A bit more about Maimonian skepticism below, but a rather thorny issue first. When we read about Maimon and Kant, we usually read about Kant’s letter to Marcus Herz (May 26th, 1789) where he famously writes, referring to Maimon’s Essay, that “none of my opponents had understood me so well.” [11:48-55] It is of course an important letter and its inclusion in the Appendices of the English translation is understandable. However, as many have also pointed out, Kant’s letter reveals his lack of understanding of the essence of Maimon’s criticism and, in addition to this often-cited glowing remark about Maimon, Kant also wrote another letter (March 28th, 1794), this time to Reinhold in which he did not hide his feelings about Maimon’s attempts to “improve” his critical philosophy. The letter can be found in 11:494-6 and it contains this sort of language (Kant, Philosophical Correspondence, 1759-1799, 211-12):
“For the past three years or so, age has effected my thinking – not that I have suffered any dramatic change in the mechanics of health, or even a great decline in my mental powers, as I strive to continue my reflections in accordance with my plan. It is rather that I feel an inexplicable difficulty when I try to project myself onto other people’s ideas, so that I seem unable to grasp anyone else’s system and to form a mature judgment of it… This is the reason why I can turn out essays of my own, but, for example, as regards the ‘improvement’ of the critical philosophy by Maimon (Jews always like to do that sort of thing, to gain an air of importance for themselves at someone else’s expense), I have never really understood what he is after and must leave the reproof to others.”
Bransen  suggests that Kant’s early reaction in a letter to Herz might have been a simple gesture of politeness aimed to smooth over Kant’s irritation with Herz’s sending of Maimon’s manuscript (see Herz letter), a kind of Kantian “Look, kid, I’m too old for these things, yes, yes, I read a bit of Maimon’s text, looks interesting and he certainly seems to understand my project well, send him my greetings – grandpa out!”
A quick aside: Reinhold, of course, had a first hand knowledge of Maimon’s general attitude and his blunt presentation of his criticism. Beiser gives a vivid account of Reinhold vs. Maimon in his Fate of Reason, 317-320:
Maimon and Reinhold’s acrimonious correspondence ranges over a number of issues, but perhaps the most important concerns the justification of Reinhold’s first principle, the proposition of consciousness. In his opening letter Maimon bluntly tells Reinhold that this principle is vulnerable to skepticism. It cannot answer the simple skeptical question ‘How do I know this?’ he claims. Of course, this principle is supposed to describe ‘a fact of consciousness’. “But,” Maimon asks Reinhold, “how do you know that it describes a fact?… And, indeed, how do you know that it describes a primary and immediate fact rather than a derived and mediate one?”
Reinhold’s response to these aggressive and difficult questions did not satisfy Maimon, who quickly insinuated that his correspondent was being deliberately evasive. In his first reply Reinhold proudly states that his first principle could demonstrate the fundamental beliefs of morality and religion. “But that is not the question,” Maimon impatiently answers. “The issue is not whether this principle can demonstrate others, but whether it is true.”

#### Dataset records:
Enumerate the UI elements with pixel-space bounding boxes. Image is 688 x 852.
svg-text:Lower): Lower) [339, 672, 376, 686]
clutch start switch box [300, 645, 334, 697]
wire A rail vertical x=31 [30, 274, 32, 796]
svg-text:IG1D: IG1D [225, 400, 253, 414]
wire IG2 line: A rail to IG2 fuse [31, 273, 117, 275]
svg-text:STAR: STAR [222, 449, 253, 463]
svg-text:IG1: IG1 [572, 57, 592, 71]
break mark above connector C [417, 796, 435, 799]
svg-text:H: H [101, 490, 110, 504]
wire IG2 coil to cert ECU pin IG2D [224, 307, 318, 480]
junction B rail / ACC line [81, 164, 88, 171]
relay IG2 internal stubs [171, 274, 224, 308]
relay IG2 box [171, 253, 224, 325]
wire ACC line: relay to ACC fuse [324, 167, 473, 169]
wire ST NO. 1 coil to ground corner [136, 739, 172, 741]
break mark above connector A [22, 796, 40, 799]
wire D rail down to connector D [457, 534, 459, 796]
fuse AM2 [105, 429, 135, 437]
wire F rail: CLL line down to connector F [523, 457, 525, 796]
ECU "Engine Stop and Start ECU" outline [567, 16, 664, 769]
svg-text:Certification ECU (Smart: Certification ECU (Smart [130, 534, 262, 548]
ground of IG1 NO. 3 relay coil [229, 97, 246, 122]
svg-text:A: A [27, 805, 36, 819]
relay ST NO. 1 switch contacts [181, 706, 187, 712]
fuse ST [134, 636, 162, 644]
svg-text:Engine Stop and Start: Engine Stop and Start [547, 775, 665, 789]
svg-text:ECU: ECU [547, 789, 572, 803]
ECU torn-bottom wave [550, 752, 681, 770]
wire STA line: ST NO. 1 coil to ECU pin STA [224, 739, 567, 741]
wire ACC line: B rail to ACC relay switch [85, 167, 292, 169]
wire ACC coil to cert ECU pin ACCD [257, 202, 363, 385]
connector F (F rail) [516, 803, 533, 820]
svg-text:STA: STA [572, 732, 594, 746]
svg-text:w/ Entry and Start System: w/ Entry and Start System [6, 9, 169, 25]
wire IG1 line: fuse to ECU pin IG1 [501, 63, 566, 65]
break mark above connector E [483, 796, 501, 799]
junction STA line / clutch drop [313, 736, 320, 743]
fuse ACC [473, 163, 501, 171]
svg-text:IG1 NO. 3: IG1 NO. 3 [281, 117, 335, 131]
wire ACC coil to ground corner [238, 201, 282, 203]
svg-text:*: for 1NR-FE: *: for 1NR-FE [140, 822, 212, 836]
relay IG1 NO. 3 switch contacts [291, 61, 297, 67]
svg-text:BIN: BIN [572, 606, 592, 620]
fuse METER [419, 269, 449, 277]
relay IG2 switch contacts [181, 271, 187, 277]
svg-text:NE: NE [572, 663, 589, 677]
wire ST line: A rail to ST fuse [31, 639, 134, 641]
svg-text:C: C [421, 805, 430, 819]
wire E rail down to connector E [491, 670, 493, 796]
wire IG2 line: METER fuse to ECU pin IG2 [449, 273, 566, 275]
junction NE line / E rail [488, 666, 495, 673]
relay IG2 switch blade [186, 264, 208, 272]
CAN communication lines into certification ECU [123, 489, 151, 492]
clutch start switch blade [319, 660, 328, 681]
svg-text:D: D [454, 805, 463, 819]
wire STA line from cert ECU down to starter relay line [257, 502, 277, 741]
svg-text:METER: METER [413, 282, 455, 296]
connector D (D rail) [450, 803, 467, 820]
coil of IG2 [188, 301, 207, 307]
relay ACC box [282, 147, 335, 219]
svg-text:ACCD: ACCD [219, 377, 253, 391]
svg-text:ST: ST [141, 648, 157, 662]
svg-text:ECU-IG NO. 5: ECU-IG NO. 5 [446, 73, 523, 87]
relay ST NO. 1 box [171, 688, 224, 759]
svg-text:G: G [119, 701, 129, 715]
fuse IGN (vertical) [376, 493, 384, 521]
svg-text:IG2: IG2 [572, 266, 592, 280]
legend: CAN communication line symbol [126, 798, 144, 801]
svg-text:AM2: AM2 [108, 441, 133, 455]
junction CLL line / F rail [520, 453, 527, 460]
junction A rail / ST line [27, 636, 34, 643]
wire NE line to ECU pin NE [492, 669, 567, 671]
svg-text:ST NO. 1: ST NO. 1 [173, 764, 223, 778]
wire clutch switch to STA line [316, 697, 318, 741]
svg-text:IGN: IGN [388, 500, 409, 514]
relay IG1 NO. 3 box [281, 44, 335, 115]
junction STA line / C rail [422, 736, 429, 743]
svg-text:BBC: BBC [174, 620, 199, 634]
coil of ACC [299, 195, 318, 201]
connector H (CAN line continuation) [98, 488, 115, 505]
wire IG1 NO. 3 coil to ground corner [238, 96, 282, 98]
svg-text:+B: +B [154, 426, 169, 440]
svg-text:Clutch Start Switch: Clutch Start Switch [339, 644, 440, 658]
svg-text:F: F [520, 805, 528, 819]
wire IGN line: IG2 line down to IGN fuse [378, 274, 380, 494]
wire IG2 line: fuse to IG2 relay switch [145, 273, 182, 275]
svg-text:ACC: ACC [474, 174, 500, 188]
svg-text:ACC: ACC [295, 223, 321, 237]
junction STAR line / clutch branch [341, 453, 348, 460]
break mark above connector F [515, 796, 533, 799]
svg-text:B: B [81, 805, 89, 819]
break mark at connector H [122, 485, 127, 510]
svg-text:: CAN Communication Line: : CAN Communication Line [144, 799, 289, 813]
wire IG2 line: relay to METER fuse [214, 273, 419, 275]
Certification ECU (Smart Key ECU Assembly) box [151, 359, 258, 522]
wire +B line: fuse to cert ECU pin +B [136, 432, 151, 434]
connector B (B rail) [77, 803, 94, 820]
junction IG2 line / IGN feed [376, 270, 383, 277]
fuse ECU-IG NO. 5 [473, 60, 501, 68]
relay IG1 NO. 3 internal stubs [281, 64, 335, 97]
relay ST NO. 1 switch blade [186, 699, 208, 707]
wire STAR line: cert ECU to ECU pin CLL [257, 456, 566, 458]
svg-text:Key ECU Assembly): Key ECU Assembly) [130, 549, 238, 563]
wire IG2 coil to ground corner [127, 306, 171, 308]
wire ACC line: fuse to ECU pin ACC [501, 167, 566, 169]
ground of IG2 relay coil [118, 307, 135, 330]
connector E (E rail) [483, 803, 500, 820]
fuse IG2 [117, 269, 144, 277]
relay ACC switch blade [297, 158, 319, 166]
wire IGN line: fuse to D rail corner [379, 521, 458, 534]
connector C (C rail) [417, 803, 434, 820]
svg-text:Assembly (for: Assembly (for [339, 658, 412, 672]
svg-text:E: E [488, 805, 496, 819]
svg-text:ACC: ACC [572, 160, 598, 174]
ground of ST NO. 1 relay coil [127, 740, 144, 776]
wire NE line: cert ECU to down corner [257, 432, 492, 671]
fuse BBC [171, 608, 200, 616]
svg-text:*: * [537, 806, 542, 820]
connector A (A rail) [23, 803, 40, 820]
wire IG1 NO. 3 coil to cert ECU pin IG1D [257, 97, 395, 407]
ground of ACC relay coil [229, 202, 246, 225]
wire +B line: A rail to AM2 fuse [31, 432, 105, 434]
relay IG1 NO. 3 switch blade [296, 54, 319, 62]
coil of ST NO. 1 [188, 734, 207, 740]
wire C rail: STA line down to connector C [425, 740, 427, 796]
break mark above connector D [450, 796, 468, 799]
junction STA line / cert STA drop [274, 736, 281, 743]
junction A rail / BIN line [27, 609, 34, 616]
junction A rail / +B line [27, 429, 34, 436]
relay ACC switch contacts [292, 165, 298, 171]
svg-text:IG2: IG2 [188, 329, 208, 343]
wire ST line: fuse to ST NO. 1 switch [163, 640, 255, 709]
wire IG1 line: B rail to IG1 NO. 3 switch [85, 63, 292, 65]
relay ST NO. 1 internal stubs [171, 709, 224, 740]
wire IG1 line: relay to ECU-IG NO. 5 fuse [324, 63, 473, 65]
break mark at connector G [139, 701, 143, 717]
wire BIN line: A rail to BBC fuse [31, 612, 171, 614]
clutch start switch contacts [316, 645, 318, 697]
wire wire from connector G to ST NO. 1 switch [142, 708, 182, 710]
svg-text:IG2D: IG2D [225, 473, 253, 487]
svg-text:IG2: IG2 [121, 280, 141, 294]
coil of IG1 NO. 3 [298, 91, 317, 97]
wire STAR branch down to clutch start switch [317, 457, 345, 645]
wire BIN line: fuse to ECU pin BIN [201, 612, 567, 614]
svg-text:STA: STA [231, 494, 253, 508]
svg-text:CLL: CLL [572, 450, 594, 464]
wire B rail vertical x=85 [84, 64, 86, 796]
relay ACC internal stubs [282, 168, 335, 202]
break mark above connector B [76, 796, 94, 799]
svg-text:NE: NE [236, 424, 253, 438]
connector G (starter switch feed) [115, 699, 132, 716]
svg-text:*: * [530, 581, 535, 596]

#### Written tasks:
1. In the passage on Maimon and Kant, why does Maimon tell Reinhold that the proposition of consciousness is vulnerable to skepticism? Answer in one to three sentences.
2. According to the passage on Maimon and Kant, on what date did Kant write his letter to Reinhold?
3. Write a continuation of the passage on Maimon and Kant, picking up after its final sentence.

#### Final answers:
1. Maimon claims the principle cannot answer the simple skeptical question "How do I know this?" It is meant to describe a fact of consciousness, but Reinhold cannot show how he knows that it describes a fact at all. Nor can he show that it describes a primary and immediate fact rather than a derived and mediate one.

2. March 28th, 1794.

3.
In the end the debate reached a stalemate. Reinhold assured Maimon that it was just a fact that the proposition of consciousness expresses a fact; and he pleaded that it would be self-defeating for him to justify this. But Maimon dug in his heels and refused to accept Reinhold’s assurances, which he regarded as dogmatic. After such an unproductive and intemperate exchange, it should not be surprising that the correspondence degenerated into mutual recrimination. While Maimon accused Reinhold of evasiveness and highmindedness, Reinhold charged Maimon with willfully misunderstanding him.
Now those who claim that philosophical exchanges deteriorated significantly due to our use of faster means of communication (internet, email, blogs etc etc), with all sorts of unseemly trollish behavior being the product of the present, must surely lack in the knowledge of the history of philosophy which is full of these sorts of debates, with accusations eerily similar to the ones we exchange today. If there was any difference, it seems, then it is that knowing that one’s vicious attack will take a week or more to reach one’s opponent, our philosophical forefathers packed a better punch when it came to epistolary abuse.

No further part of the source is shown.